Your task is to copy the listing exactly, with the pictures left out.

[Data tied to figure images]
>> Start

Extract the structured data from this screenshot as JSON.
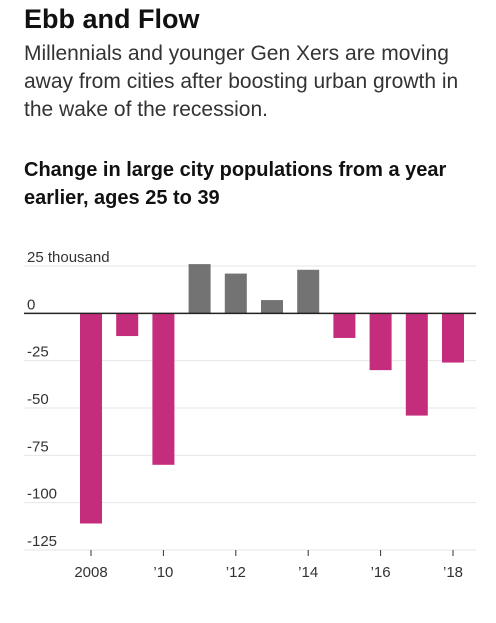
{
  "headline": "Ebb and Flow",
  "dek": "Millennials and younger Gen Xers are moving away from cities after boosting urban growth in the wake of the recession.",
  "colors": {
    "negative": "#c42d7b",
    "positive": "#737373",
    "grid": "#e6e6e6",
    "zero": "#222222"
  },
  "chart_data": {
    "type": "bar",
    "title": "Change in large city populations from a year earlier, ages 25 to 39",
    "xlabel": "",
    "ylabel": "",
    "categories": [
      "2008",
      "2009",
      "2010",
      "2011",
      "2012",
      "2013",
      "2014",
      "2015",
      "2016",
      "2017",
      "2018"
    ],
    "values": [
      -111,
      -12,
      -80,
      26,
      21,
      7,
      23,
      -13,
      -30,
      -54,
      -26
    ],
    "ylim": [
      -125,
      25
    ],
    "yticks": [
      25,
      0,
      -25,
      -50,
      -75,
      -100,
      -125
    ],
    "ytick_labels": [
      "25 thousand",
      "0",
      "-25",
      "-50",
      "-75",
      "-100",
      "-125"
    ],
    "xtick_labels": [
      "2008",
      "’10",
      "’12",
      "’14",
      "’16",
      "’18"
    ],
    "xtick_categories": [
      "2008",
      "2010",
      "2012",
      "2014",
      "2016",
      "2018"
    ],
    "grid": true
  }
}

>> End

Answer to this exercise
Extract the structured data from this screenshot as JSON.
{
  "headline": "Ebb and Flow",
  "dek": "Millennials and younger Gen Xers are moving away from cities after boosting urban growth in the wake of the recession.",
  "colors": {
    "negative": "#c42d7b",
    "positive": "#737373",
    "grid": "#e6e6e6",
    "zero": "#222222"
  },
  "chart_data": {
    "type": "bar",
    "title": "Change in large city populations from a year earlier, ages 25 to 39",
    "xlabel": "",
    "ylabel": "",
    "categories": [
      "2008",
      "2009",
      "2010",
      "2011",
      "2012",
      "2013",
      "2014",
      "2015",
      "2016",
      "2017",
      "2018"
    ],
    "values": [
      -111,
      -12,
      -80,
      26,
      21,
      7,
      23,
      -13,
      -30,
      -54,
      -26
    ],
    "ylim": [
      -125,
      25
    ],
    "yticks": [
      25,
      0,
      -25,
      -50,
      -75,
      -100,
      -125
    ],
    "ytick_labels": [
      "25 thousand",
      "0",
      "-25",
      "-50",
      "-75",
      "-100",
      "-125"
    ],
    "xtick_labels": [
      "2008",
      "’10",
      "’12",
      "’14",
      "’16",
      "’18"
    ],
    "xtick_categories": [
      "2008",
      "2010",
      "2012",
      "2014",
      "2016",
      "2018"
    ],
    "grid": true
  }
}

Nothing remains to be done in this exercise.